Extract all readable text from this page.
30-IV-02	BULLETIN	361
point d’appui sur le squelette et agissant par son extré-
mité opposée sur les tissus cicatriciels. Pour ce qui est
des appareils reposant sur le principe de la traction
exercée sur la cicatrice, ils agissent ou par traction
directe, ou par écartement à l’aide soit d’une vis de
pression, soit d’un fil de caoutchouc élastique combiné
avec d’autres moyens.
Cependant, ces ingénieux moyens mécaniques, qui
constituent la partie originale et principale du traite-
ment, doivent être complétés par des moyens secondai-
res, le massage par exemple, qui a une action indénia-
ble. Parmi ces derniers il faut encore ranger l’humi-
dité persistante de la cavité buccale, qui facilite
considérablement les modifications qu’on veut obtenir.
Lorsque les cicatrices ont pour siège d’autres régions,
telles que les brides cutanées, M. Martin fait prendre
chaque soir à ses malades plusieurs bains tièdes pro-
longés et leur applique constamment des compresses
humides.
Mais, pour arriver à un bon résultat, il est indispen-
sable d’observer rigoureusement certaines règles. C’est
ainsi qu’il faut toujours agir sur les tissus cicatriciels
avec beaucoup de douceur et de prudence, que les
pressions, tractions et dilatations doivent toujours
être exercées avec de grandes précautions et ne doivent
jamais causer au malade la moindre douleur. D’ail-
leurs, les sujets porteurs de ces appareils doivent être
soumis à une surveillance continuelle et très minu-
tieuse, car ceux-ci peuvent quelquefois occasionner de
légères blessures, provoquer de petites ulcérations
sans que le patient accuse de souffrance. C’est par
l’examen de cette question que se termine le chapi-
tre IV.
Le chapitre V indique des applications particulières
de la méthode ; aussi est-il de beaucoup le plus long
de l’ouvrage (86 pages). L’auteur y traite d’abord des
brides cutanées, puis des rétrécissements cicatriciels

......

Copy every record exactly as presented.

• [RESULT BELOW]
Extract all readable text from this page.
30-IV-02	BULLETIN	361
point d’appui sur le squelette et agissant par son extré-
mité opposée sur les tissus cicatriciels. Pour ce qui est
des appareils reposant sur le principe de la traction
exercée sur la cicatrice, ils agissent ou par traction
directe, ou par écartement à l’aide soit d’une vis de
pression, soit d’un fil de caoutchouc élastique combiné
avec d’autres moyens.
Cependant, ces ingénieux moyens mécaniques, qui
constituent la partie originale et principale du traite-
ment, doivent être complétés par des moyens secondai-
res, le massage par exemple, qui a une action indénia-
ble. Parmi ces derniers il faut encore ranger l’humi-
dité persistante de la cavité buccale, qui facilite
considérablement les modifications qu’on veut obtenir.
Lorsque les cicatrices ont pour siège d’autres régions,
telles que les brides cutanées, M. Martin fait prendre
chaque soir à ses malades plusieurs bains tièdes pro-
longés et leur applique constamment des compresses
humides.
Mais, pour arriver à un bon résultat, il est indispen-
sable d’observer rigoureusement certaines règles. C’est
ainsi qu’il faut toujours agir sur les tissus cicatriciels
avec beaucoup de douceur et de prudence, que les
pressions, tractions et dilatations doivent toujours
être exercées avec de grandes précautions et ne doivent
jamais causer au malade la moindre douleur. D’ail-
leurs, les sujets porteurs de ces appareils doivent être
soumis à une surveillance continuelle et très minu-
tieuse, car ceux-ci peuvent quelquefois occasionner de
légères blessures, provoquer de petites ulcérations
sans que le patient accuse de souffrance. C’est par
l’examen de cette question que se termine le chapi-
tre IV.
Le chapitre V indique des applications particulières
de la méthode ; aussi est-il de beaucoup le plus long
de l’ouvrage (86 pages). L’auteur y traite d’abord des
brides cutanées, puis des rétrécissements cicatriciels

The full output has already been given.